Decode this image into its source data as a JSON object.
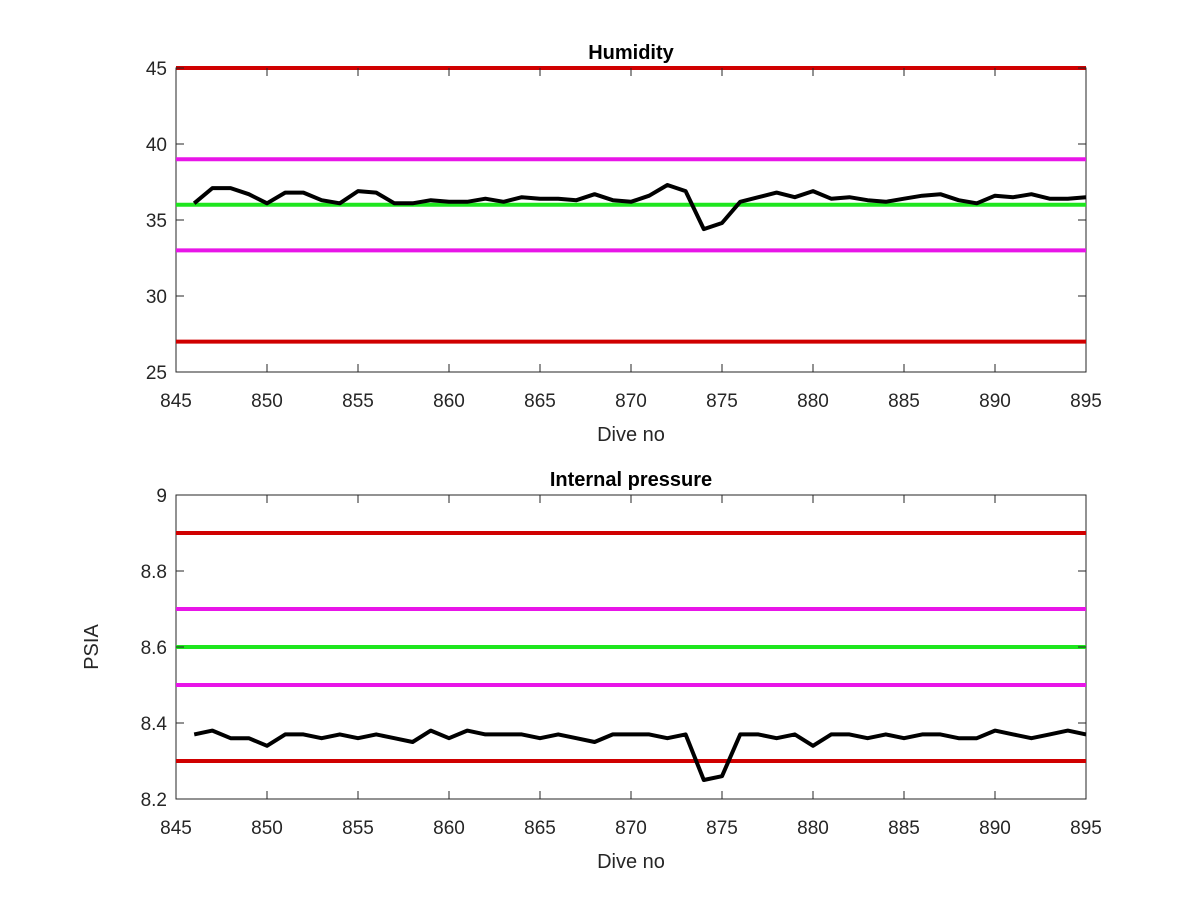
{
  "chart_data": [
    {
      "type": "line",
      "title": "Humidity",
      "xlabel": "Dive no",
      "ylabel": "",
      "xlim": [
        845,
        895
      ],
      "ylim": [
        25,
        45
      ],
      "xticks": [
        "845",
        "850",
        "855",
        "860",
        "865",
        "870",
        "875",
        "880",
        "885",
        "890",
        "895"
      ],
      "yticks": [
        "25",
        "30",
        "35",
        "40",
        "45"
      ],
      "grid": false,
      "thresholds": [
        {
          "value": 45,
          "color": "#d00000"
        },
        {
          "value": 39,
          "color": "#e815e8"
        },
        {
          "value": 36,
          "color": "#1ee61e"
        },
        {
          "value": 33,
          "color": "#e815e8"
        },
        {
          "value": 27,
          "color": "#d00000"
        }
      ],
      "series": [
        {
          "color": "#000000",
          "x": [
            846,
            847,
            848,
            849,
            850,
            851,
            852,
            853,
            854,
            855,
            856,
            857,
            858,
            859,
            860,
            861,
            862,
            863,
            864,
            865,
            866,
            867,
            868,
            869,
            870,
            871,
            872,
            873,
            874,
            875,
            876,
            877,
            878,
            879,
            880,
            881,
            882,
            883,
            884,
            885,
            886,
            887,
            888,
            889,
            890,
            891,
            892,
            893,
            894,
            895
          ],
          "values": [
            36.1,
            37.1,
            37.1,
            36.7,
            36.1,
            36.8,
            36.8,
            36.3,
            36.1,
            36.9,
            36.8,
            36.1,
            36.1,
            36.3,
            36.2,
            36.2,
            36.4,
            36.2,
            36.5,
            36.4,
            36.4,
            36.3,
            36.7,
            36.3,
            36.2,
            36.6,
            37.3,
            36.9,
            34.4,
            34.8,
            36.2,
            36.5,
            36.8,
            36.5,
            36.9,
            36.4,
            36.5,
            36.3,
            36.2,
            36.4,
            36.6,
            36.7,
            36.3,
            36.1,
            36.6,
            36.5,
            36.7,
            36.4,
            36.4,
            36.5
          ]
        }
      ]
    },
    {
      "type": "line",
      "title": "Internal pressure",
      "xlabel": "Dive no",
      "ylabel": "PSIA",
      "xlim": [
        845,
        895
      ],
      "ylim": [
        8.2,
        9
      ],
      "xticks": [
        "845",
        "850",
        "855",
        "860",
        "865",
        "870",
        "875",
        "880",
        "885",
        "890",
        "895"
      ],
      "yticks": [
        "8.2",
        "8.4",
        "8.6",
        "8.8",
        "9"
      ],
      "grid": false,
      "thresholds": [
        {
          "value": 8.9,
          "color": "#d00000"
        },
        {
          "value": 8.7,
          "color": "#e815e8"
        },
        {
          "value": 8.6,
          "color": "#1ee61e"
        },
        {
          "value": 8.5,
          "color": "#e815e8"
        },
        {
          "value": 8.3,
          "color": "#d00000"
        }
      ],
      "series": [
        {
          "color": "#000000",
          "x": [
            846,
            847,
            848,
            849,
            850,
            851,
            852,
            853,
            854,
            855,
            856,
            857,
            858,
            859,
            860,
            861,
            862,
            863,
            864,
            865,
            866,
            867,
            868,
            869,
            870,
            871,
            872,
            873,
            874,
            875,
            876,
            877,
            878,
            879,
            880,
            881,
            882,
            883,
            884,
            885,
            886,
            887,
            888,
            889,
            890,
            891,
            892,
            893,
            894,
            895
          ],
          "values": [
            8.37,
            8.38,
            8.36,
            8.36,
            8.34,
            8.37,
            8.37,
            8.36,
            8.37,
            8.36,
            8.37,
            8.36,
            8.35,
            8.38,
            8.36,
            8.38,
            8.37,
            8.37,
            8.37,
            8.36,
            8.37,
            8.36,
            8.35,
            8.37,
            8.37,
            8.37,
            8.36,
            8.37,
            8.25,
            8.26,
            8.37,
            8.37,
            8.36,
            8.37,
            8.34,
            8.37,
            8.37,
            8.36,
            8.37,
            8.36,
            8.37,
            8.37,
            8.36,
            8.36,
            8.38,
            8.37,
            8.36,
            8.37,
            8.38,
            8.37
          ]
        }
      ]
    }
  ]
}
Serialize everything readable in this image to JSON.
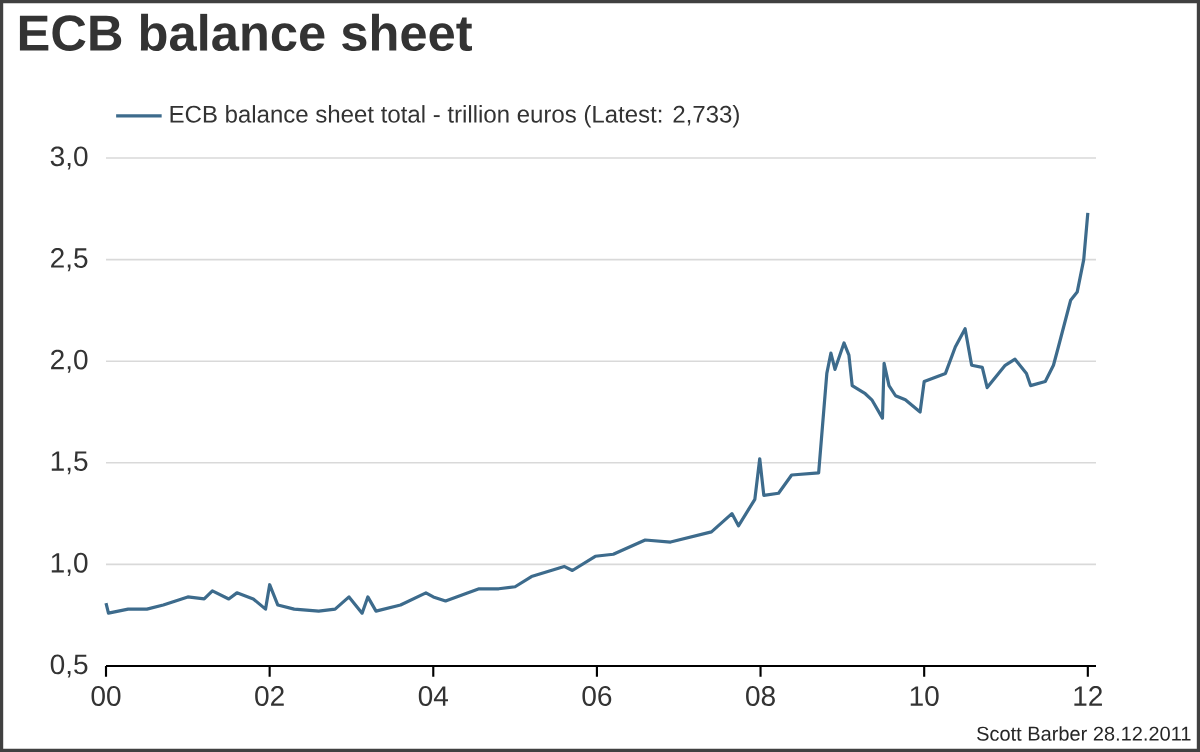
{
  "chart_data": {
    "type": "line",
    "title": "ECB balance sheet",
    "x": [
      0,
      0.03,
      0.27,
      0.5,
      0.7,
      1.0,
      1.2,
      1.3,
      1.5,
      1.6,
      1.8,
      1.95,
      2.0,
      2.1,
      2.3,
      2.6,
      2.8,
      2.97,
      3.13,
      3.2,
      3.3,
      3.6,
      3.91,
      4.0,
      4.15,
      4.56,
      4.8,
      5.0,
      5.2,
      5.6,
      5.7,
      5.98,
      6.2,
      6.59,
      6.9,
      7.4,
      7.65,
      7.73,
      7.93,
      7.99,
      8.04,
      8.22,
      8.38,
      8.71,
      8.81,
      8.86,
      8.91,
      9.02,
      9.08,
      9.12,
      9.28,
      9.36,
      9.49,
      9.51,
      9.57,
      9.65,
      9.77,
      9.95,
      10.0,
      10.26,
      10.38,
      10.5,
      10.58,
      10.71,
      10.77,
      10.99,
      11.11,
      11.25,
      11.3,
      11.48,
      11.58,
      11.64,
      11.79,
      11.87,
      11.95,
      12.0
    ],
    "series": [
      {
        "name": "ECB balance sheet total - trillion euros  (Latest: 2,733)",
        "color": "#3d6b8c",
        "values": [
          0.81,
          0.76,
          0.78,
          0.78,
          0.8,
          0.84,
          0.83,
          0.87,
          0.83,
          0.86,
          0.83,
          0.78,
          0.9,
          0.8,
          0.78,
          0.77,
          0.78,
          0.84,
          0.76,
          0.84,
          0.77,
          0.8,
          0.86,
          0.84,
          0.82,
          0.88,
          0.88,
          0.89,
          0.94,
          0.99,
          0.97,
          1.04,
          1.05,
          1.12,
          1.11,
          1.16,
          1.25,
          1.19,
          1.32,
          1.52,
          1.34,
          1.35,
          1.44,
          1.45,
          1.94,
          2.04,
          1.96,
          2.09,
          2.03,
          1.88,
          1.84,
          1.81,
          1.72,
          1.99,
          1.88,
          1.83,
          1.81,
          1.75,
          1.9,
          1.94,
          2.07,
          2.16,
          1.98,
          1.97,
          1.87,
          1.98,
          2.01,
          1.94,
          1.88,
          1.9,
          1.98,
          2.07,
          2.3,
          2.34,
          2.5,
          2.73
        ]
      }
    ],
    "xlim": [
      0,
      12.1
    ],
    "ylim": [
      0.5,
      3.0
    ],
    "xticks": [
      {
        "value": 0,
        "label": "00"
      },
      {
        "value": 2,
        "label": "02"
      },
      {
        "value": 4,
        "label": "04"
      },
      {
        "value": 6,
        "label": "06"
      },
      {
        "value": 8,
        "label": "08"
      },
      {
        "value": 10,
        "label": "10"
      },
      {
        "value": 12,
        "label": "12"
      }
    ],
    "yticks": [
      {
        "value": 0.5,
        "label": "0,5"
      },
      {
        "value": 1.0,
        "label": "1,0"
      },
      {
        "value": 1.5,
        "label": "1,5"
      },
      {
        "value": 2.0,
        "label": "2,0"
      },
      {
        "value": 2.5,
        "label": "2,5"
      },
      {
        "value": 3.0,
        "label": "3,0"
      }
    ],
    "grid": "y",
    "legend": "top left",
    "line_style": "solid",
    "marker": "none",
    "annotations": [
      "Scott Barber 28.12.2011"
    ]
  }
}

┄┄┄┄┄┄┄┄┄┄┄┄┄┄┄┄┄┄┄┄

(WHAT IS BEING ASKED): From the data above, copy each line that has the string "this".

(TASK RESULT):
Decode this image into its source data as a JSON object.
Serialize everything readable in this image to JSON.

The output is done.